Work to complete ▸
Give only the number of lines where "within" occurs.

---------- Record extracts ----------

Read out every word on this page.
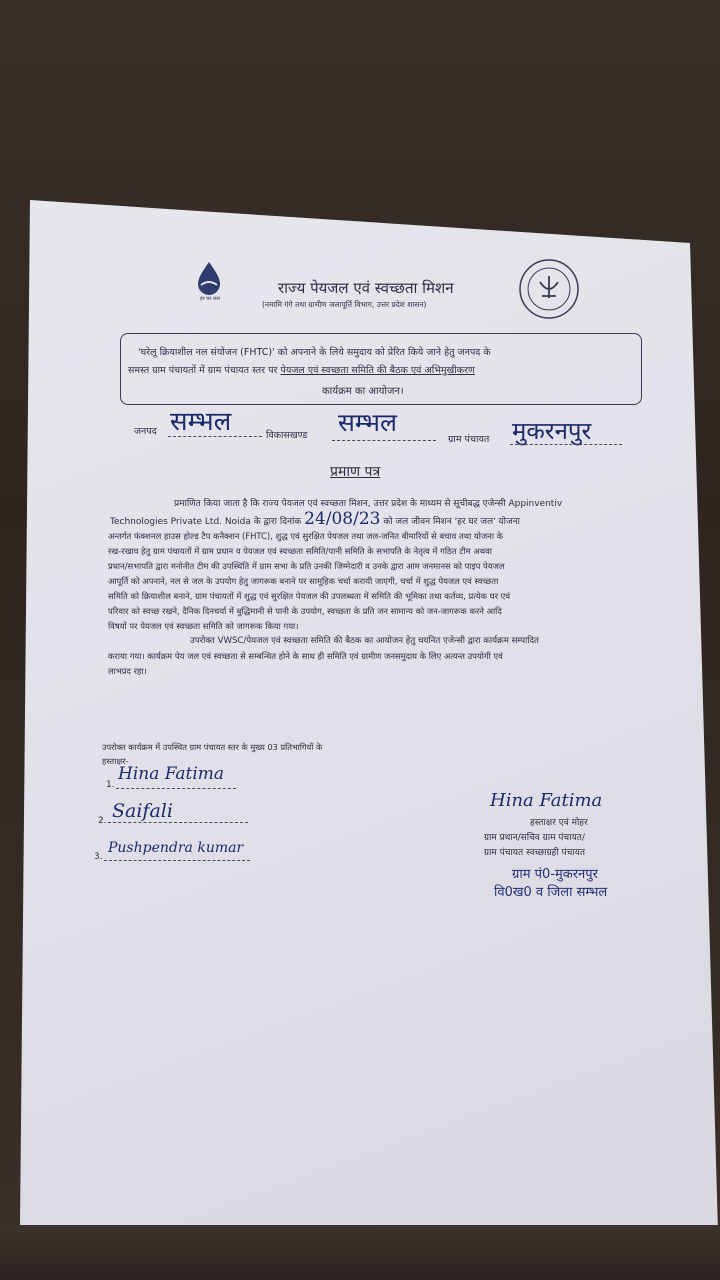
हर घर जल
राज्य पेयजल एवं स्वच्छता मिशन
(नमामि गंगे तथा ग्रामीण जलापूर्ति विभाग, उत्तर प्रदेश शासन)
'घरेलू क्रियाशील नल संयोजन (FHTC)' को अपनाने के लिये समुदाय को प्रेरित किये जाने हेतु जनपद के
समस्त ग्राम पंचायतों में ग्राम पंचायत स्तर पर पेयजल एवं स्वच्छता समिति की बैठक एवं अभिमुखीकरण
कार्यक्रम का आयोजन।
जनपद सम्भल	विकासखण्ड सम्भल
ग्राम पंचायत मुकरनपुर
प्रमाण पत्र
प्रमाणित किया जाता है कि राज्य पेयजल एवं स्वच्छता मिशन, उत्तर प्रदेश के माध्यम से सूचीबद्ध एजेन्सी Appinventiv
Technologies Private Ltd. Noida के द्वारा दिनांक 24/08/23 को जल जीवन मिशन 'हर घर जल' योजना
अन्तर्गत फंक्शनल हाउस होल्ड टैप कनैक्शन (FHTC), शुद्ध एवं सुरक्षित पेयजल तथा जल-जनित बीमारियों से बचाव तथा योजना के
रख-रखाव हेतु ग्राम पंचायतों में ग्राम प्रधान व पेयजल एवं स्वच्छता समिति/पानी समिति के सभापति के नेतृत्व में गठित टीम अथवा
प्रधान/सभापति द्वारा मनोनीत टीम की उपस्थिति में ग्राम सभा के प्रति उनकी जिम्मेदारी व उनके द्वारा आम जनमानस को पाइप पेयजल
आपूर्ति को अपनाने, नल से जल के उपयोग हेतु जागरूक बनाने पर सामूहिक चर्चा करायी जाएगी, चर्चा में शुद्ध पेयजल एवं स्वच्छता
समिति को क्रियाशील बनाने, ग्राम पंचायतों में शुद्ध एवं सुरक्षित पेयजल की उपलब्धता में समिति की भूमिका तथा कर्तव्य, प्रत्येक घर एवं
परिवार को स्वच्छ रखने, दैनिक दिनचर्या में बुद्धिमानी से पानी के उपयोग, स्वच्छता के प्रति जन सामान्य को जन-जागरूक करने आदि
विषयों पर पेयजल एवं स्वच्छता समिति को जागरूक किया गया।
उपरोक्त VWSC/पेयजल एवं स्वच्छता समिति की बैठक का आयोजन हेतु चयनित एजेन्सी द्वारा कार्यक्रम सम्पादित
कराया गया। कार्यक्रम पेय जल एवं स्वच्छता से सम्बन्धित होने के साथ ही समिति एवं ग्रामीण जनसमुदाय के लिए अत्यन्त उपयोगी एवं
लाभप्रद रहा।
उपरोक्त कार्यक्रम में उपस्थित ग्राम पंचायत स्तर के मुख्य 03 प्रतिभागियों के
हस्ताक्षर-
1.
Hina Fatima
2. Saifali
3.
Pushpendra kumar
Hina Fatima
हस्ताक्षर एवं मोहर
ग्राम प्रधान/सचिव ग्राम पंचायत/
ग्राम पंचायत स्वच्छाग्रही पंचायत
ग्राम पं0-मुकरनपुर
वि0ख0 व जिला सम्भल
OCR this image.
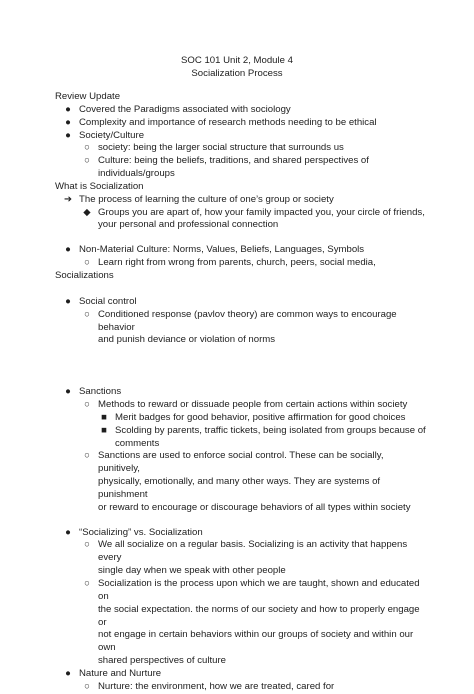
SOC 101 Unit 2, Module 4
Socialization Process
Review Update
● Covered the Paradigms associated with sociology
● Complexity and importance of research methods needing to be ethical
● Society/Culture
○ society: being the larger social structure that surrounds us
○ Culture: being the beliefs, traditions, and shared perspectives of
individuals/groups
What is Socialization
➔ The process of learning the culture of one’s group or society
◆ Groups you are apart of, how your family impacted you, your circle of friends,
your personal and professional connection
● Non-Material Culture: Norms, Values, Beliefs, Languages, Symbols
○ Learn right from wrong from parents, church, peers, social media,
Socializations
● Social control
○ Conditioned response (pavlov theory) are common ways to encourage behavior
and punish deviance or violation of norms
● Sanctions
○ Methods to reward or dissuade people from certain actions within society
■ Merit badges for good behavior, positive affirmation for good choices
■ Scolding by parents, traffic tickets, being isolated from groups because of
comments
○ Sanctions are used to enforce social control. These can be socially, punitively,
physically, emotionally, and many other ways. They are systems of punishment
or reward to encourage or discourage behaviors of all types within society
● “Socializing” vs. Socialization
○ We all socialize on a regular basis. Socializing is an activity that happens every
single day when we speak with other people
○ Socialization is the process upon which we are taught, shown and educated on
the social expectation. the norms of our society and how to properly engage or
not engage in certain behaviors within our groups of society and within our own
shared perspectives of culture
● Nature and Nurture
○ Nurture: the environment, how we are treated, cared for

----------

Answer ▸
3